◆ Task brief
Reply with one number: the count of lines in the records below that hold "Revenue".

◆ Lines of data
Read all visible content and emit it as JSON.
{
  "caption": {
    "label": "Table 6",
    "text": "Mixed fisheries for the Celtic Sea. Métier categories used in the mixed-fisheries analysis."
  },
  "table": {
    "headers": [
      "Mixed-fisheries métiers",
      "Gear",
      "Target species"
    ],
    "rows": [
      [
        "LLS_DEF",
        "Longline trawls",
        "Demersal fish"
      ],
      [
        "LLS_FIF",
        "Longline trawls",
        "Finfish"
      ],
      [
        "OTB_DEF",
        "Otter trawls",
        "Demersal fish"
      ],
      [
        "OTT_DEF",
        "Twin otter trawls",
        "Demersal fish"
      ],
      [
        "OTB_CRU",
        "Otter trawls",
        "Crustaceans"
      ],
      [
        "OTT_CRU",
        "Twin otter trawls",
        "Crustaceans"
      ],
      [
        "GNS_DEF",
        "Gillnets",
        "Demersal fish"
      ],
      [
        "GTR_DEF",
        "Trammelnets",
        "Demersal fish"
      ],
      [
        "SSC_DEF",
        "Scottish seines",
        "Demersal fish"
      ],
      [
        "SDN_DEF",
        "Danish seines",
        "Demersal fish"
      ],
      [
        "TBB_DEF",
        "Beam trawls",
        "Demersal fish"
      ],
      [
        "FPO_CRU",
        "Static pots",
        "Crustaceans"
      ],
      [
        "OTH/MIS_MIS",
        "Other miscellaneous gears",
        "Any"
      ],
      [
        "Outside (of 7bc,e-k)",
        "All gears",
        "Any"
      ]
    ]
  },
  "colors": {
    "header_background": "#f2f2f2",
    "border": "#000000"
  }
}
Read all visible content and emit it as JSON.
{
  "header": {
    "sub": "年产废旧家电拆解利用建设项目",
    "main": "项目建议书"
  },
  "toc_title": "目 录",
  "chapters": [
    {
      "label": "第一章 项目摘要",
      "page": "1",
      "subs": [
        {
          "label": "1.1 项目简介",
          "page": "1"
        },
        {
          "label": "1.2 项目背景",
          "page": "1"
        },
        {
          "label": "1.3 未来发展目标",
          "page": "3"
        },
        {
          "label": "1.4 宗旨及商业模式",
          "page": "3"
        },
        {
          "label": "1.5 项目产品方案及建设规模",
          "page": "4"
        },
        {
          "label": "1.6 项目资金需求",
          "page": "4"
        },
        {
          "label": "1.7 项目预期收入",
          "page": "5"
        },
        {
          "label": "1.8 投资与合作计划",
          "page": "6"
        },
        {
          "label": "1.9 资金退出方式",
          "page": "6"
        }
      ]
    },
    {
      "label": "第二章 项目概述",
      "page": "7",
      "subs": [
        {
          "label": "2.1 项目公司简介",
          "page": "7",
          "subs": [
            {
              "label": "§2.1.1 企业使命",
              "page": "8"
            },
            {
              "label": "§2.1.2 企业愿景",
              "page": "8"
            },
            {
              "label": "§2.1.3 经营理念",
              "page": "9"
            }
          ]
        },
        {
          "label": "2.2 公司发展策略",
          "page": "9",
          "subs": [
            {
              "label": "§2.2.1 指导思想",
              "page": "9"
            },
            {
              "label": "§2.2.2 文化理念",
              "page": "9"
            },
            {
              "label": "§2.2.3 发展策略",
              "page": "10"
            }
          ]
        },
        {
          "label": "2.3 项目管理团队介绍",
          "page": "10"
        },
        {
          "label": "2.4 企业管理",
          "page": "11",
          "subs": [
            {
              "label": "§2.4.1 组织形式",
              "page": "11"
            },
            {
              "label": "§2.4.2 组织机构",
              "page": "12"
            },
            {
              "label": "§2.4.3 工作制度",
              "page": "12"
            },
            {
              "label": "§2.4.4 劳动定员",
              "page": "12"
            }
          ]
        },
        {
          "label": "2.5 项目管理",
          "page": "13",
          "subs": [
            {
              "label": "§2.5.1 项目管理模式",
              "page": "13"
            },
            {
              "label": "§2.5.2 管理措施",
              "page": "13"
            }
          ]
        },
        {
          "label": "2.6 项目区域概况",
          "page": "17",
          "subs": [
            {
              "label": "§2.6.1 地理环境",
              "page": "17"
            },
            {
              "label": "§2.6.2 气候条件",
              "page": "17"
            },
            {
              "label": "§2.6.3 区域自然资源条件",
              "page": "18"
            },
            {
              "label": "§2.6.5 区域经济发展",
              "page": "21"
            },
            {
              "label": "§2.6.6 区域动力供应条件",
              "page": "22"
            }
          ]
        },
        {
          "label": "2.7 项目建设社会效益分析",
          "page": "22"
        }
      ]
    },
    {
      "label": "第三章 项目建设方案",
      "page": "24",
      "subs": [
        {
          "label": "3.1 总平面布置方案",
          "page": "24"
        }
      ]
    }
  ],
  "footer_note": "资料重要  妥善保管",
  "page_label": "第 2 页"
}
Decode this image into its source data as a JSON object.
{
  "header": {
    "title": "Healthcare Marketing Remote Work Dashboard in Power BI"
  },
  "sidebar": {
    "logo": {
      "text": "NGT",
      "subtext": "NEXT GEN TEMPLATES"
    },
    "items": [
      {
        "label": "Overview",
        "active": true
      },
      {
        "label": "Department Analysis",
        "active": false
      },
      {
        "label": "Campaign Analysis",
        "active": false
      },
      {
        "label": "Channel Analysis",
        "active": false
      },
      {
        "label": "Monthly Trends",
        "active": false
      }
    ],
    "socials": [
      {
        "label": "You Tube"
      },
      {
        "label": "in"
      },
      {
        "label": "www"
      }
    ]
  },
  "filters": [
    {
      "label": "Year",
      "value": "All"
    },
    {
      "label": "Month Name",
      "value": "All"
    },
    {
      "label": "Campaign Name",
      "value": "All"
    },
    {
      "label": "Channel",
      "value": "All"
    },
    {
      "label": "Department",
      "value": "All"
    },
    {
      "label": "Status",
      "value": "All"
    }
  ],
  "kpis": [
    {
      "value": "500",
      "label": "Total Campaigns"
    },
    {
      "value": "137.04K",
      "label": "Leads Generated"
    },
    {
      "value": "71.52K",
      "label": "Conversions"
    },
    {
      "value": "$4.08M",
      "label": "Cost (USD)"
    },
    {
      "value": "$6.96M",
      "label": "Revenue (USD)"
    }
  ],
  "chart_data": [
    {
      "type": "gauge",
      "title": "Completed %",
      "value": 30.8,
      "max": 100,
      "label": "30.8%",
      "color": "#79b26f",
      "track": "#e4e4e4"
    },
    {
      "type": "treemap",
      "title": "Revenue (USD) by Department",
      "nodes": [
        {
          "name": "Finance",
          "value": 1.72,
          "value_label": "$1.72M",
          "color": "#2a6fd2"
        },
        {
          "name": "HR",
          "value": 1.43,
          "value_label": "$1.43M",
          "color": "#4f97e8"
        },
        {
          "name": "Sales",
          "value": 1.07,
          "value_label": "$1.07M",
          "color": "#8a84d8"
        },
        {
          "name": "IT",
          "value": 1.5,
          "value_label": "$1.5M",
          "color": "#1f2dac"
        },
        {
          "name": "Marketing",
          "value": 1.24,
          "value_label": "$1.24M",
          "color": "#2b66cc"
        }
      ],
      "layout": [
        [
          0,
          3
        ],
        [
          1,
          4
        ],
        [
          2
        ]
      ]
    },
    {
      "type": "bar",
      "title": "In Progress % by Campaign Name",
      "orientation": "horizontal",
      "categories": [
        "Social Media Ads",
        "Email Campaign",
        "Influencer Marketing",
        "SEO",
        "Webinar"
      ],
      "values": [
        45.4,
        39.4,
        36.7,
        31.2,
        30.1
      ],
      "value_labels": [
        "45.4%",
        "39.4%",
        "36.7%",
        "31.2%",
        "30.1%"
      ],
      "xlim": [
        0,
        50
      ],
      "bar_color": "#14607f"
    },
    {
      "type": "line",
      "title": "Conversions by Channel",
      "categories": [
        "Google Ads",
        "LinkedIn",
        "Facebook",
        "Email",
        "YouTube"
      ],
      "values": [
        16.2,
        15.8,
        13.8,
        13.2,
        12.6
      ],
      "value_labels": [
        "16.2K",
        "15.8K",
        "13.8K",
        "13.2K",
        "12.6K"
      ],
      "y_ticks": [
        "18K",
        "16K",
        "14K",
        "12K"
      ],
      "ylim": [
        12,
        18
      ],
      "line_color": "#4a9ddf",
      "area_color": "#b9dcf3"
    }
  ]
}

◆ Full answer
2